EXERCISE BRIEF :: Copy everything in the listing below word for word, apart from any images.

INPUT DATA ::
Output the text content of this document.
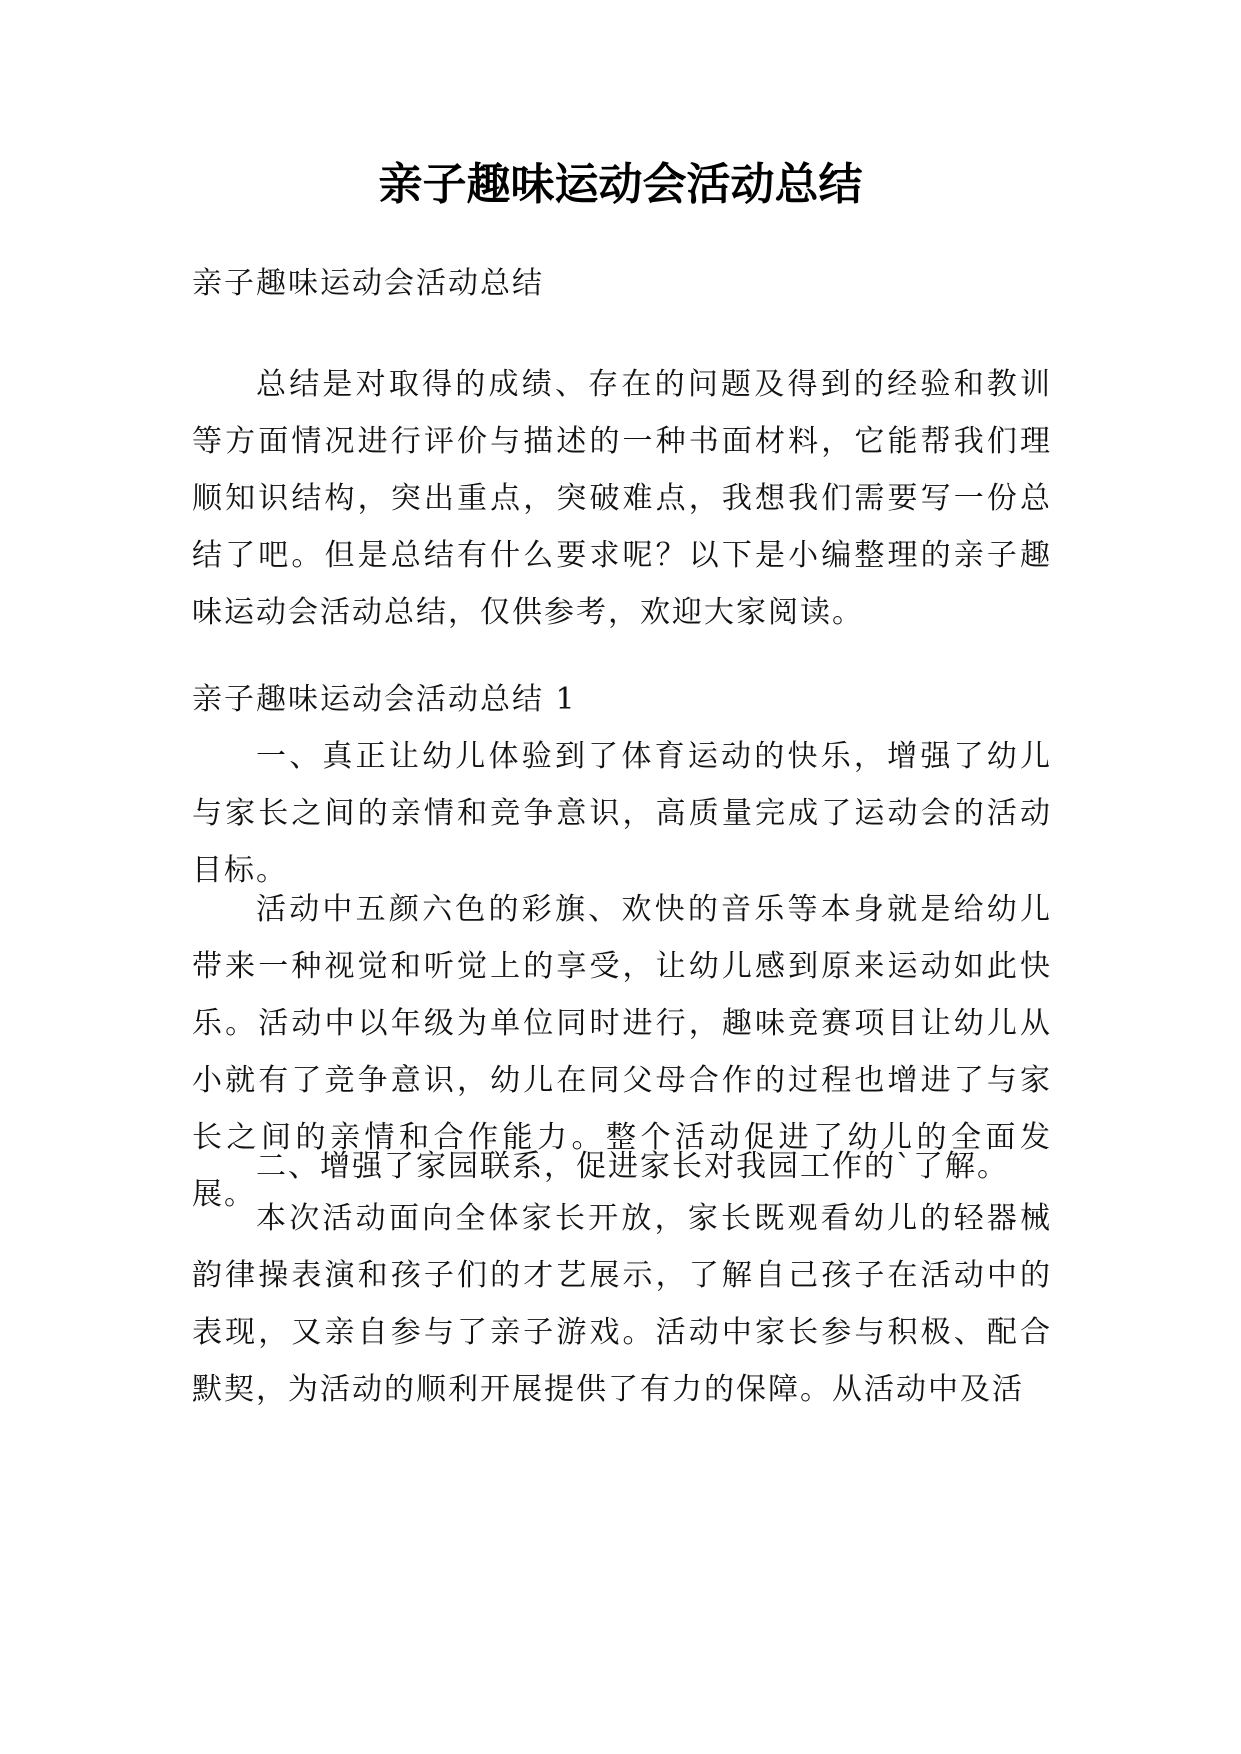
亲子趣味运动会活动总结

亲子趣味运动会活动总结

总结是对取得的成绩、存在的问题及得到的经验和教训等方面情况进行评价与描述的一种书面材料，它能帮我们理顺知识结构，突出重点，突破难点，我想我们需要写一份总结了吧。但是总结有什么要求呢？以下是小编整理的亲子趣味运动会活动总结，仅供参考，欢迎大家阅读。

亲子趣味运动会活动总结 1

一、真正让幼儿体验到了体育运动的快乐，增强了幼儿与家长之间的亲情和竞争意识，高质量完成了运动会的活动目标。

活动中五颜六色的彩旗、欢快的音乐等本身就是给幼儿带来一种视觉和听觉上的享受，让幼儿感到原来运动如此快乐。活动中以年级为单位同时进行，趣味竞赛项目让幼儿从小就有了竞争意识，幼儿在同父母合作的过程也增进了与家长之间的亲情和合作能力。整个活动促进了幼儿的全面发展。

二、增强了家园联系，促进家长对我园工作的`了解。

本次活动面向全体家长开放，家长既观看幼儿的轻器械韵律操表演和孩子们的才艺展示，了解自己孩子在活动中的表现，又亲自参与了亲子游戏。活动中家长参与积极、配合默契，为活动的顺利开展提供了有力的保障。从活动中及活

OUTPUT FOR THIS TASK ::
Output the text content of this document.
亲子趣味运动会活动总结

亲子趣味运动会活动总结

总结是对取得的成绩、存在的问题及得到的经验和教训等方面情况进行评价与描述的一种书面材料，它能帮我们理顺知识结构，突出重点，突破难点，我想我们需要写一份总结了吧。但是总结有什么要求呢？以下是小编整理的亲子趣味运动会活动总结，仅供参考，欢迎大家阅读。

亲子趣味运动会活动总结 1

一、真正让幼儿体验到了体育运动的快乐，增强了幼儿与家长之间的亲情和竞争意识，高质量完成了运动会的活动目标。

活动中五颜六色的彩旗、欢快的音乐等本身就是给幼儿带来一种视觉和听觉上的享受，让幼儿感到原来运动如此快乐。活动中以年级为单位同时进行，趣味竞赛项目让幼儿从小就有了竞争意识，幼儿在同父母合作的过程也增进了与家长之间的亲情和合作能力。整个活动促进了幼儿的全面发展。

二、增强了家园联系，促进家长对我园工作的`了解。

本次活动面向全体家长开放，家长既观看幼儿的轻器械韵律操表演和孩子们的才艺展示，了解自己孩子在活动中的表现，又亲自参与了亲子游戏。活动中家长参与积极、配合默契，为活动的顺利开展提供了有力的保障。从活动中及活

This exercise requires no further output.